§ **Do this**
Please find all lines in the data that hold the string "name" and copy them.
## begin
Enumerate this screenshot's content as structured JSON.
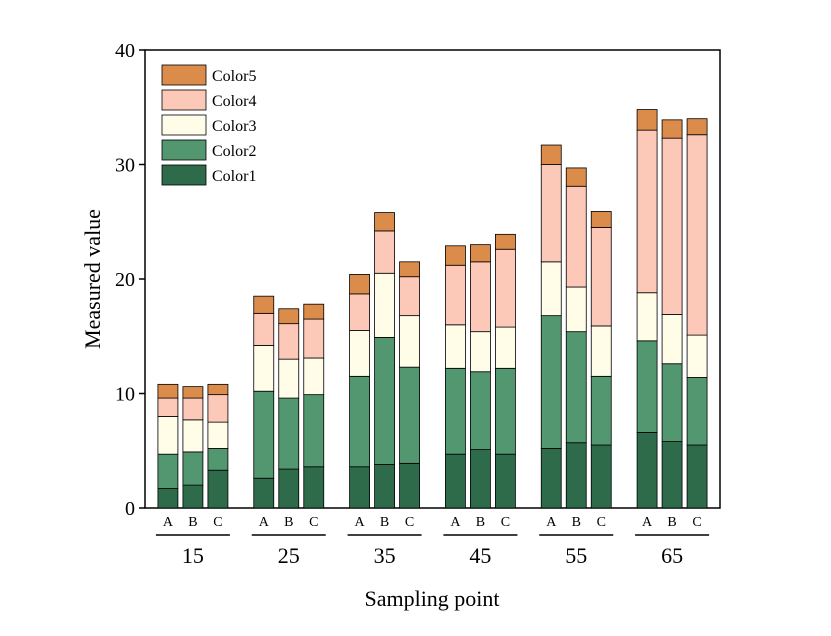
{
  "chart_data": {
    "type": "bar",
    "stacked": true,
    "title": "",
    "xlabel": "Sampling point",
    "ylabel": "Measured value",
    "ylim": [
      0,
      40
    ],
    "yticks": [
      0,
      10,
      20,
      30,
      40
    ],
    "grid": false,
    "legend_position": "top-left",
    "legend_order": [
      "Color5",
      "Color4",
      "Color3",
      "Color2",
      "Color1"
    ],
    "groups": [
      "15",
      "25",
      "35",
      "45",
      "55",
      "65"
    ],
    "subcategories": [
      "A",
      "B",
      "C"
    ],
    "series": [
      {
        "name": "Color1",
        "color": "#2e6b4a",
        "values": [
          1.7,
          2.0,
          3.3,
          2.6,
          3.4,
          3.6,
          3.6,
          3.8,
          3.9,
          4.7,
          5.1,
          4.7,
          5.2,
          5.7,
          5.5,
          6.6,
          5.8,
          5.5
        ]
      },
      {
        "name": "Color2",
        "color": "#52976f",
        "values": [
          3.0,
          2.9,
          1.9,
          7.6,
          6.2,
          6.3,
          7.9,
          11.1,
          8.4,
          7.5,
          6.8,
          7.5,
          11.6,
          9.7,
          6.0,
          8.0,
          6.8,
          5.9
        ]
      },
      {
        "name": "Color3",
        "color": "#fffce8",
        "values": [
          3.3,
          2.8,
          2.3,
          4.0,
          3.4,
          3.2,
          4.0,
          5.6,
          4.5,
          3.8,
          3.5,
          3.6,
          4.7,
          3.9,
          4.4,
          4.2,
          4.3,
          3.7
        ]
      },
      {
        "name": "Color4",
        "color": "#fcc8b8",
        "values": [
          1.6,
          1.9,
          2.4,
          2.8,
          3.1,
          3.4,
          3.2,
          3.7,
          3.4,
          5.2,
          6.1,
          6.8,
          8.5,
          8.8,
          8.6,
          14.2,
          15.4,
          17.5
        ]
      },
      {
        "name": "Color5",
        "color": "#dc8c4a",
        "values": [
          1.2,
          1.0,
          0.9,
          1.5,
          1.3,
          1.3,
          1.7,
          1.6,
          1.3,
          1.7,
          1.5,
          1.3,
          1.7,
          1.6,
          1.4,
          1.8,
          1.6,
          1.4
        ]
      }
    ]
  }
}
## end
§ **The answer**
        "name": "Color1",
        "name": "Color2",
        "name": "Color3",
        "name": "Color4",
        "name": "Color5",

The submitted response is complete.